● SET PROBLEM
Take the line that contains "Output the text content of this document." and all lines after it, up to and including the last line of the data, and write them out exactly; nothing else belongs in the answer.

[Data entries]
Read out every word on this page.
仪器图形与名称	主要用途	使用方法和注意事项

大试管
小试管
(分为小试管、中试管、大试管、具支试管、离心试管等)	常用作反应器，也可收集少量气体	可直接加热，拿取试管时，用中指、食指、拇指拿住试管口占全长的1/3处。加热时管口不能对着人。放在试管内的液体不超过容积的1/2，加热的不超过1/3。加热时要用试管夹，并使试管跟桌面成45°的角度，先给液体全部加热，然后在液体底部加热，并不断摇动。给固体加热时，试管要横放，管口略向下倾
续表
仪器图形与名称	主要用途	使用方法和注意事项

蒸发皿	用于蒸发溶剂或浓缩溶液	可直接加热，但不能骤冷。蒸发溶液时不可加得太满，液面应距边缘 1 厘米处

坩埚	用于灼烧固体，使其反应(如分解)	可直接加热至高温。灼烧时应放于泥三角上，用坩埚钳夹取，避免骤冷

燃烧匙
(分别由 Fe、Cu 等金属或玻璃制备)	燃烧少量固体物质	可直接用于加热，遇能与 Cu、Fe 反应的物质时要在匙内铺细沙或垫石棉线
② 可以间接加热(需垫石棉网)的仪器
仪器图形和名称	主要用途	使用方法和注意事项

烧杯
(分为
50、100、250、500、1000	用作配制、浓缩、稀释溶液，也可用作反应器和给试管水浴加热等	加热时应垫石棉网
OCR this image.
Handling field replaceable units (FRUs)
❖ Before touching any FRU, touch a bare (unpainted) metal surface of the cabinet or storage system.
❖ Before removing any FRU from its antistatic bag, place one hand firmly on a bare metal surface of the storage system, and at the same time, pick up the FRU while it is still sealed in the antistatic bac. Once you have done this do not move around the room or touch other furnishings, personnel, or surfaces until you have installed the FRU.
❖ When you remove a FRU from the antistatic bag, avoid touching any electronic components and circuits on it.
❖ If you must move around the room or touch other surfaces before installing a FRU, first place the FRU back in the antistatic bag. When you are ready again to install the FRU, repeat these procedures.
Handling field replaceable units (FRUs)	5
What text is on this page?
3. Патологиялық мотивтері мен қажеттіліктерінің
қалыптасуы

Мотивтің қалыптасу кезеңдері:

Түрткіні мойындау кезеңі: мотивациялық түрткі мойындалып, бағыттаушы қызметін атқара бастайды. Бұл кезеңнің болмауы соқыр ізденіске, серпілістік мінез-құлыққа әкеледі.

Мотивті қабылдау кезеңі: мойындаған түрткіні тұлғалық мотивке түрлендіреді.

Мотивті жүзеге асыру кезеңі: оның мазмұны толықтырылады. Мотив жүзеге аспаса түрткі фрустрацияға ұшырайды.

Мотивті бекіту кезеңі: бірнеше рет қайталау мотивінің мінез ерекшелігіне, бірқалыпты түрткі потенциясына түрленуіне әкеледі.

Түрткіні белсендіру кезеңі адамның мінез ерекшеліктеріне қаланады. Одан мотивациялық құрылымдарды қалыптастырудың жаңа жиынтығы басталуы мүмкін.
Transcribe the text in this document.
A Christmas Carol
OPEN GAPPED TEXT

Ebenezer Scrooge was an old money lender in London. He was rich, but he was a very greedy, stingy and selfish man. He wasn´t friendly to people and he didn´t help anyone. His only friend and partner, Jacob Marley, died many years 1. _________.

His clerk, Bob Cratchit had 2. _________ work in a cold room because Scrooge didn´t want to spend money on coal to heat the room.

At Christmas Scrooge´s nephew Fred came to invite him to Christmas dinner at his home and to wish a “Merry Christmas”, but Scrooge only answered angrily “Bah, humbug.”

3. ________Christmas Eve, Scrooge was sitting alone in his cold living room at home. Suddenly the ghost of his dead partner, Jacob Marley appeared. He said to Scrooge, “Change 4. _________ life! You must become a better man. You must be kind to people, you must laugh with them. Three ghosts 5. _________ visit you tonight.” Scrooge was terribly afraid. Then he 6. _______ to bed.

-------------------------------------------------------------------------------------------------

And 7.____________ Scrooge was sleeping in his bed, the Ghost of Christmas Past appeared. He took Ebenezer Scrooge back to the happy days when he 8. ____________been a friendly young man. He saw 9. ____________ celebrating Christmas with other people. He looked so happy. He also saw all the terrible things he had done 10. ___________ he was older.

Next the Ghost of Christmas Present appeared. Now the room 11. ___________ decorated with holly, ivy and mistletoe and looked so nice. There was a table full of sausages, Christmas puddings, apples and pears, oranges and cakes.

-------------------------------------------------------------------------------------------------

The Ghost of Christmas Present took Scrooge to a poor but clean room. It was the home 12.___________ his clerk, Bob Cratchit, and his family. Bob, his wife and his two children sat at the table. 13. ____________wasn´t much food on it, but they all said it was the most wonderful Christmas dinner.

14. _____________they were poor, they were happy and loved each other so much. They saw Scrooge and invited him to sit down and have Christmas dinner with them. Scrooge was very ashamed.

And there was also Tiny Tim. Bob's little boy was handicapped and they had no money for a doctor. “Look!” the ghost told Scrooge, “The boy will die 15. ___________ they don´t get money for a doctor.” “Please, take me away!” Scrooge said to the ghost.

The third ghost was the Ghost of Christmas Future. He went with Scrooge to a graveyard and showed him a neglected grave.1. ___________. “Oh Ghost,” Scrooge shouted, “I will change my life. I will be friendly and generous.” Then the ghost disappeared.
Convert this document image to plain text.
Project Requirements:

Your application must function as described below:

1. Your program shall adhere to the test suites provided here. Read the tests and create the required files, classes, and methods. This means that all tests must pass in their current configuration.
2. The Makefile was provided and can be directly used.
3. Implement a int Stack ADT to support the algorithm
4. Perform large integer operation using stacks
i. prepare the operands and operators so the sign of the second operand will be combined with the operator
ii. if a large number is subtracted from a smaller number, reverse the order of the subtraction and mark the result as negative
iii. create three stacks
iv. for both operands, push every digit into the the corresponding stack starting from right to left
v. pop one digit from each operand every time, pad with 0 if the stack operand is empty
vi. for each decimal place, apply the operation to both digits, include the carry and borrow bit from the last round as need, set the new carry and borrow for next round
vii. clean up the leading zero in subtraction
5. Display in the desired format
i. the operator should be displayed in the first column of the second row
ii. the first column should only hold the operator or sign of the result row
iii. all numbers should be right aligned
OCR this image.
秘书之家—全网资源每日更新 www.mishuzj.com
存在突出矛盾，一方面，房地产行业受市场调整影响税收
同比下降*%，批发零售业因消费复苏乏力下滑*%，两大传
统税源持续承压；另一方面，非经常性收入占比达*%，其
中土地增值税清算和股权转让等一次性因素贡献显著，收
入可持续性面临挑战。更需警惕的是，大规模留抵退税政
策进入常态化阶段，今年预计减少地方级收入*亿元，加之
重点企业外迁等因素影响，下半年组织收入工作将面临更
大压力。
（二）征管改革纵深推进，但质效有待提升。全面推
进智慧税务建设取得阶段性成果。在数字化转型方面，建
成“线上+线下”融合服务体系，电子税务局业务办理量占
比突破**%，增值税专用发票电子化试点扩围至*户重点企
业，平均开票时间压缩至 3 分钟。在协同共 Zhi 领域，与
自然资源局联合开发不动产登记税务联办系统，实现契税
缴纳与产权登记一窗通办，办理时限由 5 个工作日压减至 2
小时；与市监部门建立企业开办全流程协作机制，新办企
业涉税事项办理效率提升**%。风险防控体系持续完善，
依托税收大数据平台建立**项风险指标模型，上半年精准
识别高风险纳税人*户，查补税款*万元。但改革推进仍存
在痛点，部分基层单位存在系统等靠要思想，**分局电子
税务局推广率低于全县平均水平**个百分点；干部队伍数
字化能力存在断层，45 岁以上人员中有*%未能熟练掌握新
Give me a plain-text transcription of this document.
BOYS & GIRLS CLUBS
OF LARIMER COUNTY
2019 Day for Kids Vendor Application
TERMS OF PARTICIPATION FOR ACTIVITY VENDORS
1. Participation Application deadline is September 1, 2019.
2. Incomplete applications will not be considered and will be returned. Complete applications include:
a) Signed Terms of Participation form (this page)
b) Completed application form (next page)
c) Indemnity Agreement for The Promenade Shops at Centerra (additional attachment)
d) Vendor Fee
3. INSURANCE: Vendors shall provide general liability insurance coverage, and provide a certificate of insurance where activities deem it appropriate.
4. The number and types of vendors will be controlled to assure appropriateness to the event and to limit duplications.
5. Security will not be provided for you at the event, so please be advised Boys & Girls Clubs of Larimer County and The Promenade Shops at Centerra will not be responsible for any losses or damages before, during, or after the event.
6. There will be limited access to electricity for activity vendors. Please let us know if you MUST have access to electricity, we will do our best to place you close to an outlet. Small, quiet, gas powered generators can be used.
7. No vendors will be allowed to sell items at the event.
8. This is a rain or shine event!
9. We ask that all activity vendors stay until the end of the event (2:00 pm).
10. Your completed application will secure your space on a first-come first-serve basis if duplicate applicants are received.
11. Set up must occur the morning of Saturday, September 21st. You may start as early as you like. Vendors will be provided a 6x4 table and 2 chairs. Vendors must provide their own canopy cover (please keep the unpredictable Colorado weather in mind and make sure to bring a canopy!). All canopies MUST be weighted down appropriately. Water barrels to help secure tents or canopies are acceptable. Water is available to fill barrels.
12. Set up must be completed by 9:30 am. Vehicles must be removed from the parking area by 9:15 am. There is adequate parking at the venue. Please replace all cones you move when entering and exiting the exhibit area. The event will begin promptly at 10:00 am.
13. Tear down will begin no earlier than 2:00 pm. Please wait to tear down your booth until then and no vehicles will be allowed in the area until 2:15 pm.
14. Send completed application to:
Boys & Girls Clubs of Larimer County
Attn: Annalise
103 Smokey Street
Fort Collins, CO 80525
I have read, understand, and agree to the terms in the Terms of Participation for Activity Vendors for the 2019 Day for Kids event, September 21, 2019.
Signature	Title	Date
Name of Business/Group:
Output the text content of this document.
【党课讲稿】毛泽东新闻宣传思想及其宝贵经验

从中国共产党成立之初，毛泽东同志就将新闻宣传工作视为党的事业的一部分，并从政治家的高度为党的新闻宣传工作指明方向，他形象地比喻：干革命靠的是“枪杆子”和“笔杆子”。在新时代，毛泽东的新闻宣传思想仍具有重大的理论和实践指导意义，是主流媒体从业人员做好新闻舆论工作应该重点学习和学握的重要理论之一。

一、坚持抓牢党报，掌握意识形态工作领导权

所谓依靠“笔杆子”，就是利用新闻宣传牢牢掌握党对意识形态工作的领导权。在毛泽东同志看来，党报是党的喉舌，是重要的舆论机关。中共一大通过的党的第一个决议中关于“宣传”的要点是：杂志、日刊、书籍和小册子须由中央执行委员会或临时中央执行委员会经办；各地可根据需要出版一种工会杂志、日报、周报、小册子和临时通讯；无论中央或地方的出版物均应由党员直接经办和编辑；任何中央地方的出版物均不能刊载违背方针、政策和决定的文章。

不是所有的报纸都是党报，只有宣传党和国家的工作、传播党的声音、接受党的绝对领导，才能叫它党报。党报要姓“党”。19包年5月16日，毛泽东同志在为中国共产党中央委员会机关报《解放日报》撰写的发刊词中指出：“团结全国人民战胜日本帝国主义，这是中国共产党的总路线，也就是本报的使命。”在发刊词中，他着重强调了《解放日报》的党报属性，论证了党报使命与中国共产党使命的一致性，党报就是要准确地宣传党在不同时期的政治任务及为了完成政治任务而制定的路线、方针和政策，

● ANSWER TO THIS EXERCISE
Output the text content of this document.
【党课讲稿】毛泽东新闻宣传思想及其宝贵经验

从中国共产党成立之初，毛泽东同志就将新闻宣传工作视为党的事业的一部分，并从政治家的高度为党的新闻宣传工作指明方向，他形象地比喻：干革命靠的是“枪杆子”和“笔杆子”。在新时代，毛泽东的新闻宣传思想仍具有重大的理论和实践指导意义，是主流媒体从业人员做好新闻舆论工作应该重点学习和学握的重要理论之一。

一、坚持抓牢党报，掌握意识形态工作领导权

所谓依靠“笔杆子”，就是利用新闻宣传牢牢掌握党对意识形态工作的领导权。在毛泽东同志看来，党报是党的喉舌，是重要的舆论机关。中共一大通过的党的第一个决议中关于“宣传”的要点是：杂志、日刊、书籍和小册子须由中央执行委员会或临时中央执行委员会经办；各地可根据需要出版一种工会杂志、日报、周报、小册子和临时通讯；无论中央或地方的出版物均应由党员直接经办和编辑；任何中央地方的出版物均不能刊载违背方针、政策和决定的文章。

不是所有的报纸都是党报，只有宣传党和国家的工作、传播党的声音、接受党的绝对领导，才能叫它党报。党报要姓“党”。19包年5月16日，毛泽东同志在为中国共产党中央委员会机关报《解放日报》撰写的发刊词中指出：“团结全国人民战胜日本帝国主义，这是中国共产党的总路线，也就是本报的使命。”在发刊词中，他着重强调了《解放日报》的党报属性，论证了党报使命与中国共产党使命的一致性，党报就是要准确地宣传党在不同时期的政治任务及为了完成政治任务而制定的路线、方针和政策，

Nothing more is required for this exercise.